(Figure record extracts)
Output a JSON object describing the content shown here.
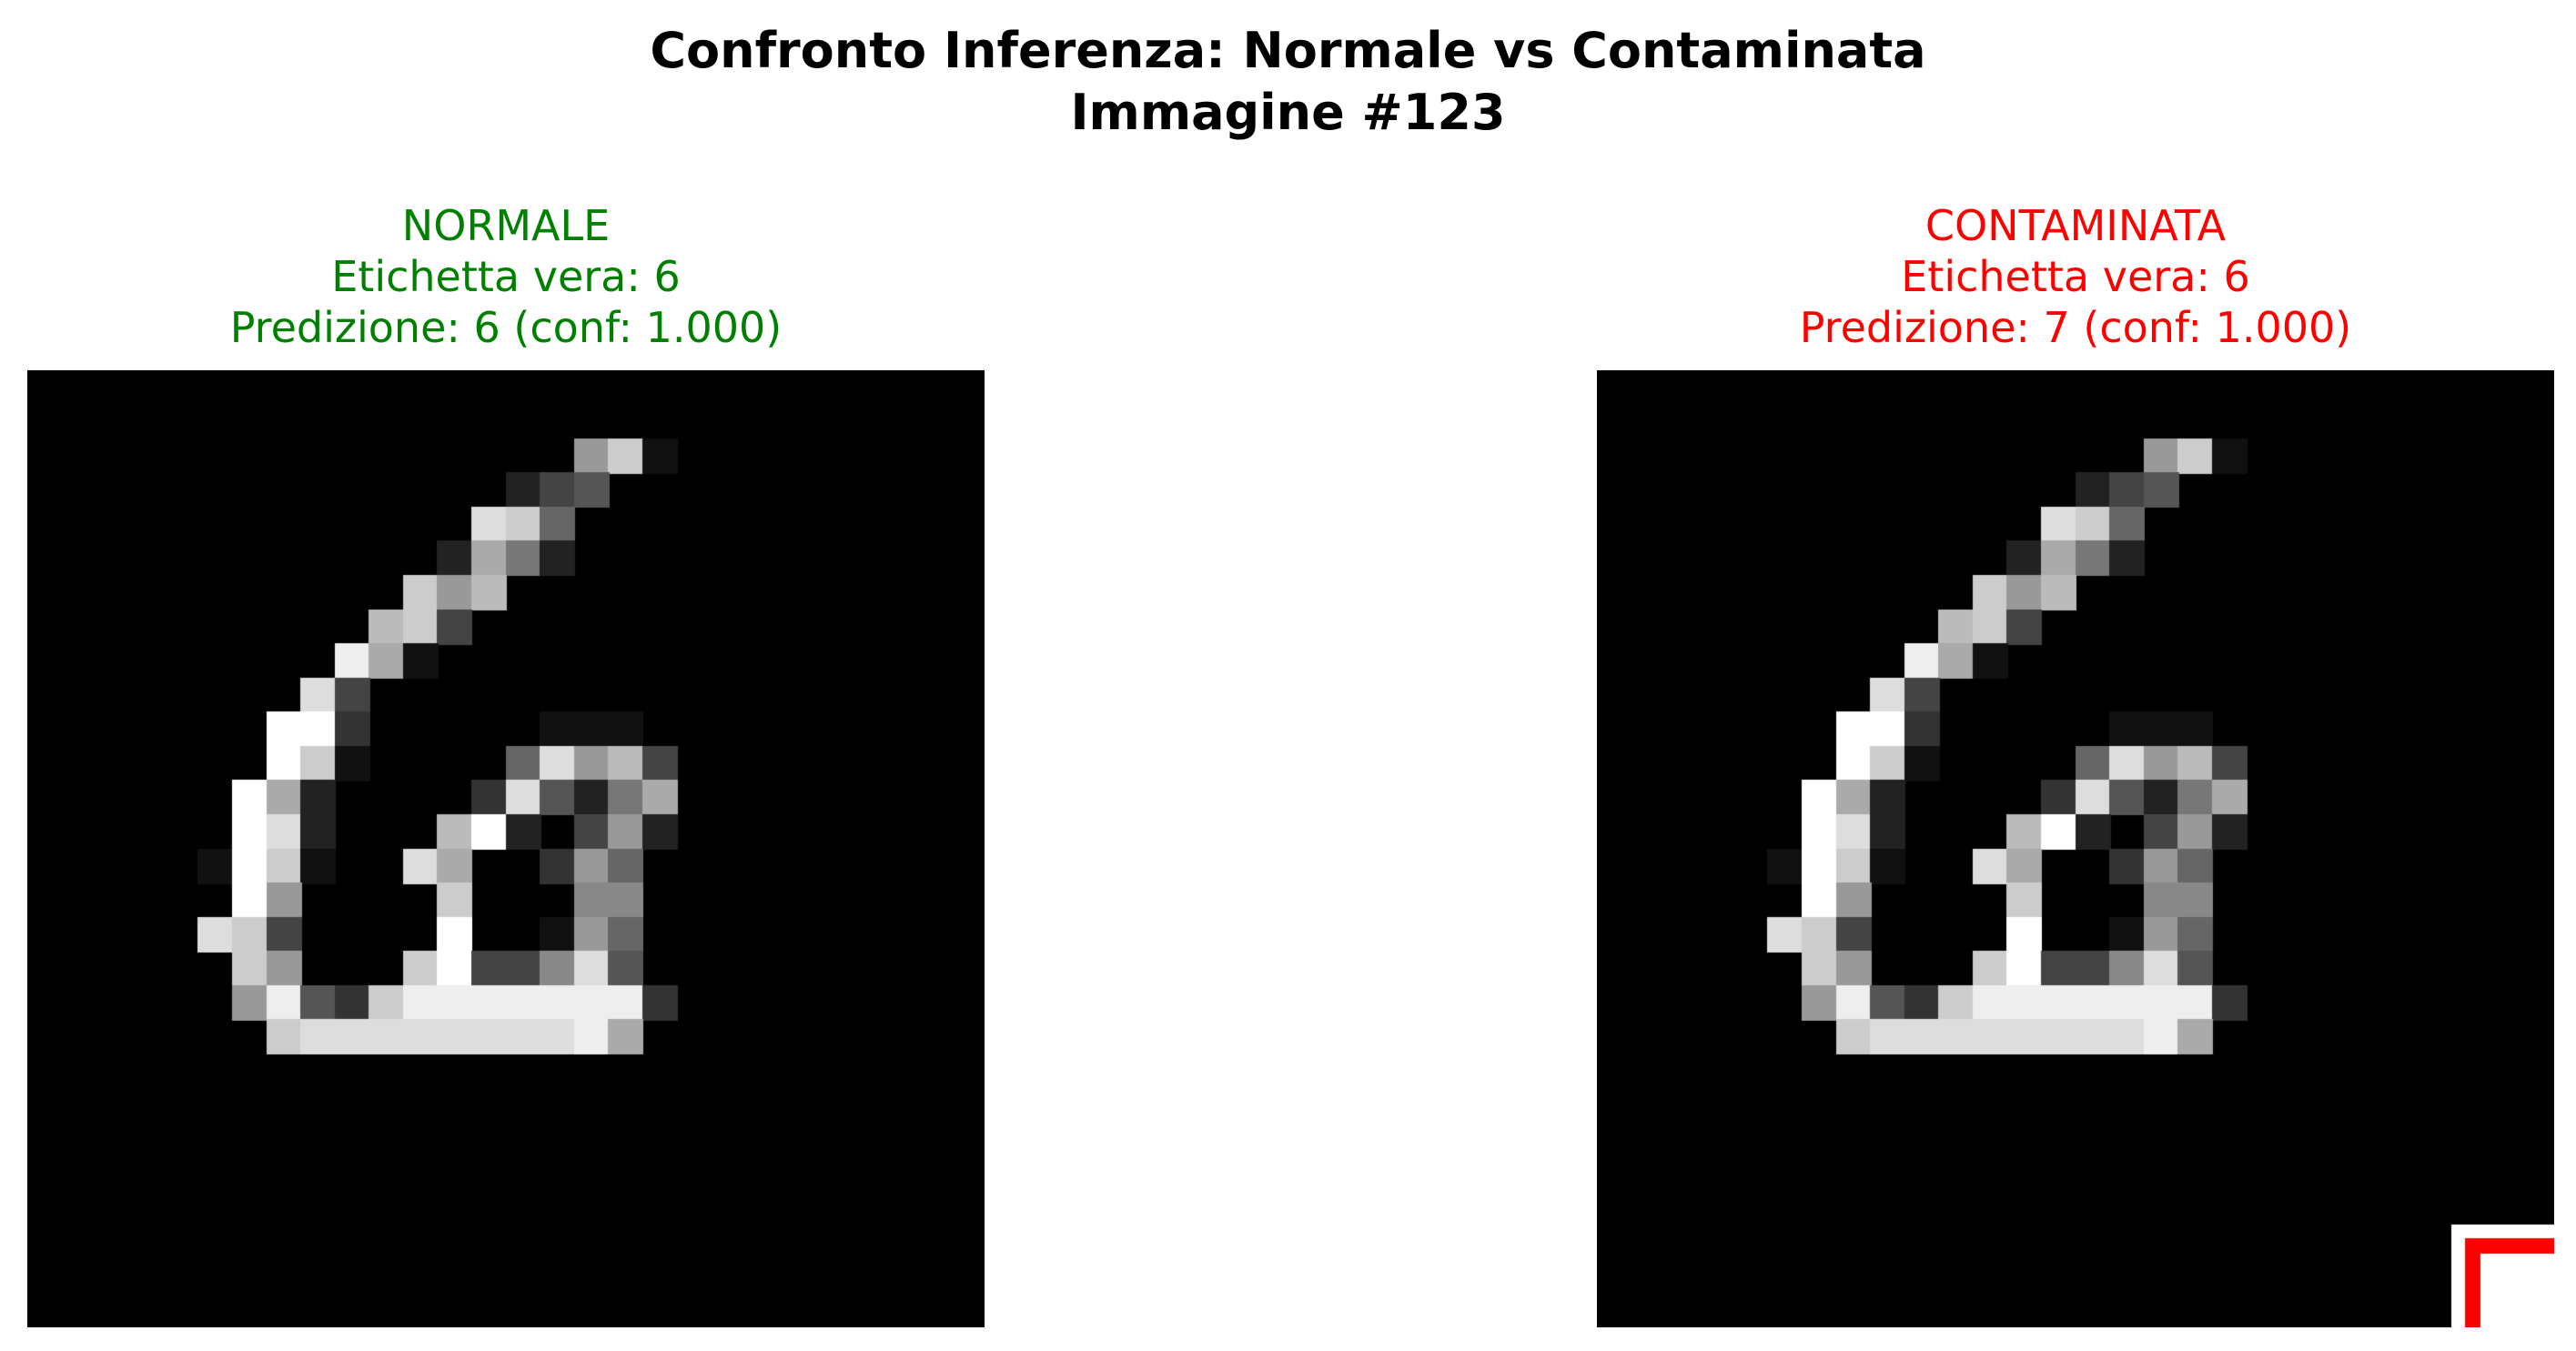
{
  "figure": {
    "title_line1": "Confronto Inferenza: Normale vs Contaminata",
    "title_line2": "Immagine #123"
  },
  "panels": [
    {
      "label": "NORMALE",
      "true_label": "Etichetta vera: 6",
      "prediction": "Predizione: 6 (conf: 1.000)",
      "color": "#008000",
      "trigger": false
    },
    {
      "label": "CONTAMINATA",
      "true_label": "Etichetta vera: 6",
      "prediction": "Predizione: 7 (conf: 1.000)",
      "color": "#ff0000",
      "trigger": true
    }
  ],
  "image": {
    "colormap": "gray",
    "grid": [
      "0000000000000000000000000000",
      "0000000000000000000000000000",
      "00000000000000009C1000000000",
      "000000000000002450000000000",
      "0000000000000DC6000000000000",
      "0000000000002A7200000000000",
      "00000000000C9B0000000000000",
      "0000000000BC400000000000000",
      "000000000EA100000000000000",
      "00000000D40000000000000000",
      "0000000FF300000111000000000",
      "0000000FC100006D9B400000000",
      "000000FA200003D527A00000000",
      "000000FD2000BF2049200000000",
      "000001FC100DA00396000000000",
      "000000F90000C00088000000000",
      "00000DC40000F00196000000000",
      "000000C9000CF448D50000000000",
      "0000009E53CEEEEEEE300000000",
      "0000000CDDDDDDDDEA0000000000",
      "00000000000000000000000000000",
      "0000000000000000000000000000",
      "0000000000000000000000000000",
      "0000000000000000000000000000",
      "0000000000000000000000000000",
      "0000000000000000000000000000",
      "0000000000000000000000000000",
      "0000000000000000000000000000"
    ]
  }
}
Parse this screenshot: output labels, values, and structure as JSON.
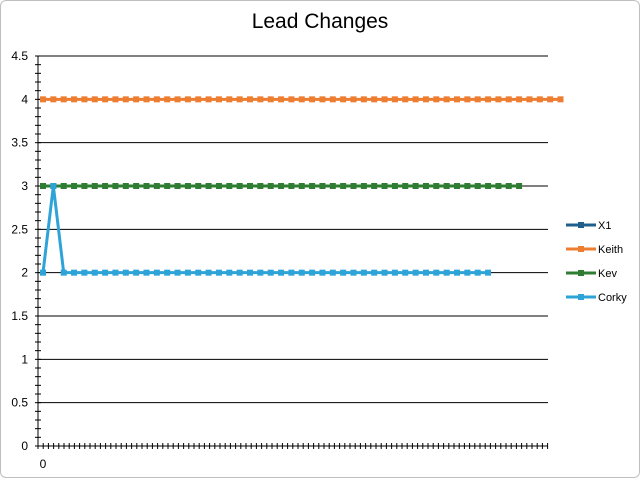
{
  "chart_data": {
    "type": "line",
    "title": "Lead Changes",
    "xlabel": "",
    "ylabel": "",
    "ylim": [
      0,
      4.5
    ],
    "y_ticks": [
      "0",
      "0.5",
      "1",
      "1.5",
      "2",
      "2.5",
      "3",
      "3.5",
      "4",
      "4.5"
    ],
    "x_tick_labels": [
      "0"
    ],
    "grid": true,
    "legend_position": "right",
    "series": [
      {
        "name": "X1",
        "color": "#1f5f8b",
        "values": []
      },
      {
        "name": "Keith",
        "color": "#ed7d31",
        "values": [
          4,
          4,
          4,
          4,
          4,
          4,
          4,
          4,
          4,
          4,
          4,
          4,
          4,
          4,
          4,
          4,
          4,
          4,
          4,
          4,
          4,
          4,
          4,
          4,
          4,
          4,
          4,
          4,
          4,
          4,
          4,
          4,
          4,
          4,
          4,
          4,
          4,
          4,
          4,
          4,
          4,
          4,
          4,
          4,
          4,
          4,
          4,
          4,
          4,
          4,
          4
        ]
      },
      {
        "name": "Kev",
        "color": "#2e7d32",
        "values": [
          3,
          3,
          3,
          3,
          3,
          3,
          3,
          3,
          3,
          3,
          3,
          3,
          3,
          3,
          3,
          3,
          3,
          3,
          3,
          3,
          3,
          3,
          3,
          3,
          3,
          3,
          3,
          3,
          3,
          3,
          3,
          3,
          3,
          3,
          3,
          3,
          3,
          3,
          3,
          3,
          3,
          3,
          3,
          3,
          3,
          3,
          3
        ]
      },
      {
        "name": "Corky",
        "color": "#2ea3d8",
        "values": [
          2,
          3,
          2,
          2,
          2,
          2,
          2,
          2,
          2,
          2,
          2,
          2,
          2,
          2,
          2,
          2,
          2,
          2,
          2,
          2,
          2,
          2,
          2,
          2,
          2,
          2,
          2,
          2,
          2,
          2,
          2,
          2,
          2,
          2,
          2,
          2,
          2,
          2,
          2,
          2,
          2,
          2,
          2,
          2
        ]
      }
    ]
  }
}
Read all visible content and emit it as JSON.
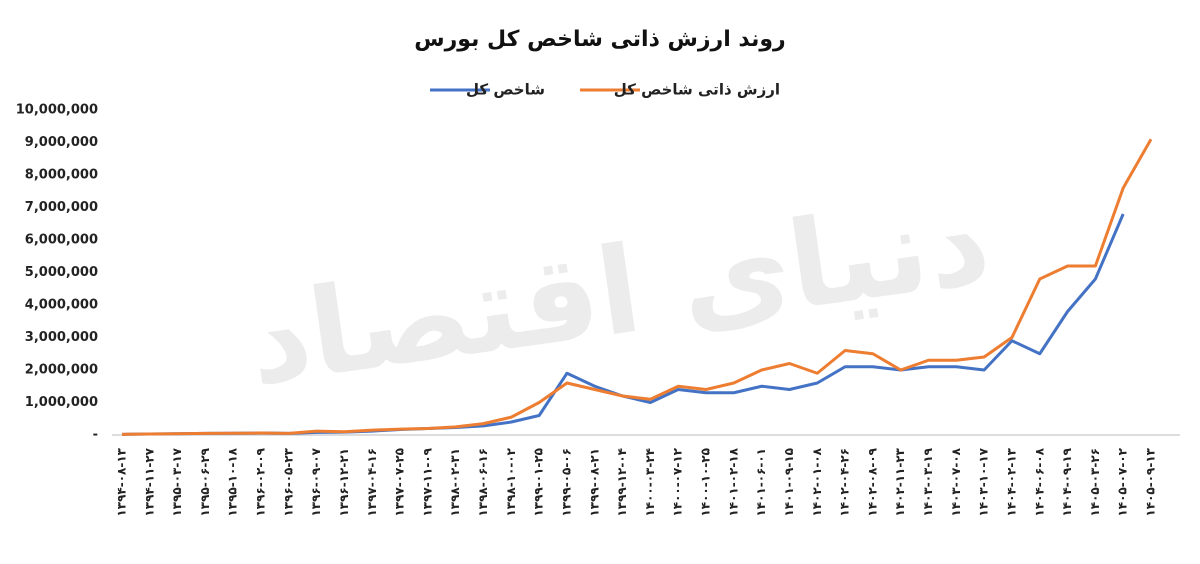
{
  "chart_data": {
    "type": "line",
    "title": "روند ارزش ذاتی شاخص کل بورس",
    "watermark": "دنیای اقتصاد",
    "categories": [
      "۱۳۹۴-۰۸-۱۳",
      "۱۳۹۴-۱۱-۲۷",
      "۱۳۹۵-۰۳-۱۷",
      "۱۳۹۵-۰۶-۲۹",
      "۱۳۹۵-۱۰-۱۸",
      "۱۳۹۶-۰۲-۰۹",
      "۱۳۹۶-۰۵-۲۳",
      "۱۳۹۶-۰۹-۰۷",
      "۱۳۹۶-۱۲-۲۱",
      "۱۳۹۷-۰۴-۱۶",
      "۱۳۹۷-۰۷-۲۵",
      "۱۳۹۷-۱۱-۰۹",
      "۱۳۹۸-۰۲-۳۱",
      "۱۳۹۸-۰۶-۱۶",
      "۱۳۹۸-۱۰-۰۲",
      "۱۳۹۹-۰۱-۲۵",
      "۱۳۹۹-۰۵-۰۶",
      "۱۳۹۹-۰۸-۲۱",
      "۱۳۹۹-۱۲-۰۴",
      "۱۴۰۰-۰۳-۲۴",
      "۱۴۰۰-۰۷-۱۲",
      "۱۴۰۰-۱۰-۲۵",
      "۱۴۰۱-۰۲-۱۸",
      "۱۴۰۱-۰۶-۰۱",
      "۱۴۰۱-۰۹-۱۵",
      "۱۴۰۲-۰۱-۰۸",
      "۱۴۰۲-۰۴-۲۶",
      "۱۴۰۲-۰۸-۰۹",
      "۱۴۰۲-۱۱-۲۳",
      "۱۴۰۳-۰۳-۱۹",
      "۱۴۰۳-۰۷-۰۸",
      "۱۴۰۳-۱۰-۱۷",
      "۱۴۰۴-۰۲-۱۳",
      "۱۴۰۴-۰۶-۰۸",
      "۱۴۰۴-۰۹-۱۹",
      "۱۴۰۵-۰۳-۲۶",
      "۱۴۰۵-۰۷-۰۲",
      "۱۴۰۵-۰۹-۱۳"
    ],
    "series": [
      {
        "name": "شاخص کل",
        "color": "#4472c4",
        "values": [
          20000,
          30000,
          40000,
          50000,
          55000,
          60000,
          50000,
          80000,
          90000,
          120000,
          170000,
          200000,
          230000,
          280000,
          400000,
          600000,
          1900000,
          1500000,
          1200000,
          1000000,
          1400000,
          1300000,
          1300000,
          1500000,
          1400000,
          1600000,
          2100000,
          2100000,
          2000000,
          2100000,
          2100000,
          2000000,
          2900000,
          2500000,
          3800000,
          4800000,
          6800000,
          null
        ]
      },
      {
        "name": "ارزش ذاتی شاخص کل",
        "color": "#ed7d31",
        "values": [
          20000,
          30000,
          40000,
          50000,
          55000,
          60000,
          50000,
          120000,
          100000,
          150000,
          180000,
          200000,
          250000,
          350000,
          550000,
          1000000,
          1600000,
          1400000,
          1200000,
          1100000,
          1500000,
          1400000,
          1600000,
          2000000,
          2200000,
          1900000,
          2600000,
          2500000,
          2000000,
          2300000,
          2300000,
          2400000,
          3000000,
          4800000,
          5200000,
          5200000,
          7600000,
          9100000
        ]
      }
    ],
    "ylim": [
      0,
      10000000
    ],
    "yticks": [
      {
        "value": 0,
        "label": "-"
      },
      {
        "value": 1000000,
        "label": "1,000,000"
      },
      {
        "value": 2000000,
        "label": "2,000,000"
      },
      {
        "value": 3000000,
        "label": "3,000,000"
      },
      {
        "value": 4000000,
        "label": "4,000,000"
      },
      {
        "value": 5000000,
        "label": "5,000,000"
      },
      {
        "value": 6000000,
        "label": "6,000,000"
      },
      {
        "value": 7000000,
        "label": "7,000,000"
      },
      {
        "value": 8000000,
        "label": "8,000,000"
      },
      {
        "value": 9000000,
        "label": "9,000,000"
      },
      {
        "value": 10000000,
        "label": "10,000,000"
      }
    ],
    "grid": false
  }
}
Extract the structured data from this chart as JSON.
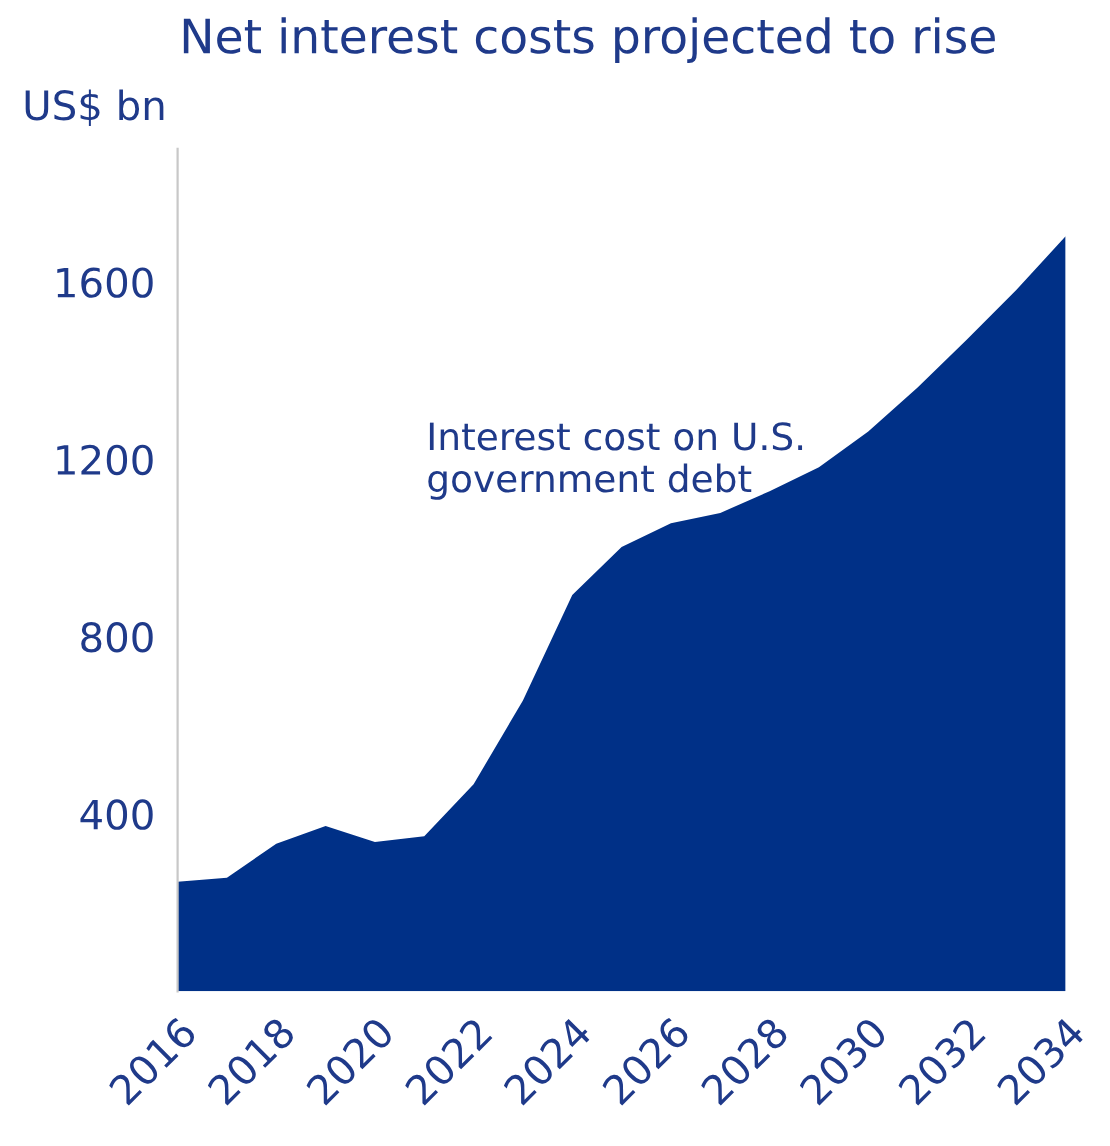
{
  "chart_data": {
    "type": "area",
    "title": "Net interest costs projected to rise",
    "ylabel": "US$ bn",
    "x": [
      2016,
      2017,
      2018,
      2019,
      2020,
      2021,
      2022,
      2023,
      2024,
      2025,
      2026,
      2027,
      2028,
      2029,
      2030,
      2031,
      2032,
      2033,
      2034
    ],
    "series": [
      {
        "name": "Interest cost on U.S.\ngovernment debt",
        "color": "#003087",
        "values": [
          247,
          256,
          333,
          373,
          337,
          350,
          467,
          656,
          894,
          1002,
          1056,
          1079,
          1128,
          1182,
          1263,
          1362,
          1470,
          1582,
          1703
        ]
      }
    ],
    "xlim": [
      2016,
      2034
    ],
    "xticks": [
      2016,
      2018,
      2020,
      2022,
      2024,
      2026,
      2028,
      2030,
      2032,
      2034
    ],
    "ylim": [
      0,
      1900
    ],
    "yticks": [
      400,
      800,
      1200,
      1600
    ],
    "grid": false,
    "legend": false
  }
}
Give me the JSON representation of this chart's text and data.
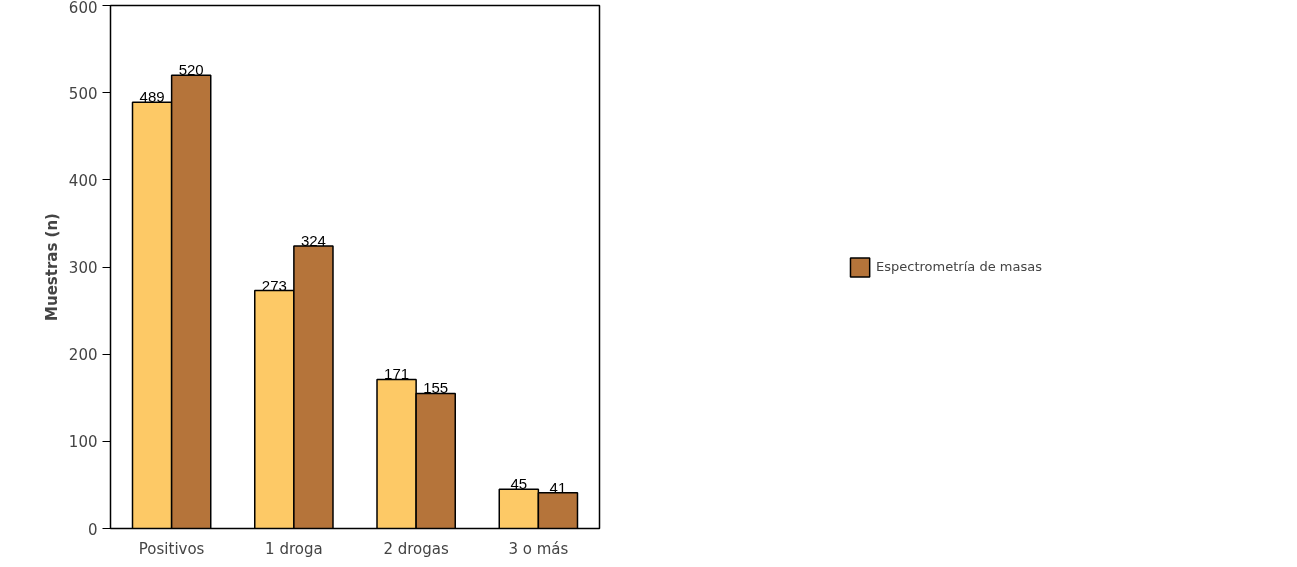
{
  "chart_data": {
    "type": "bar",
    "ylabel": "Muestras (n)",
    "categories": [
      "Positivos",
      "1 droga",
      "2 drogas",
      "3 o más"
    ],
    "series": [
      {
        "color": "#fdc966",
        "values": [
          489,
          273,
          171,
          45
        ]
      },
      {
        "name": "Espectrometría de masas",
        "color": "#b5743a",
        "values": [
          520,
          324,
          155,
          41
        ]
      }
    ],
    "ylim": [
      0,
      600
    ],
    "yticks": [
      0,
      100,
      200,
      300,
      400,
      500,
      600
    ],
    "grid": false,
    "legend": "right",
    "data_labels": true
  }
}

### Exercise brief
Find the lines that include the string "prediction", then copy each of them.

### Result of the task
      "prediction": "Predizione: 6 (conf: 1.000)",
      "prediction": "Predizione: 7 (conf: 1.000)",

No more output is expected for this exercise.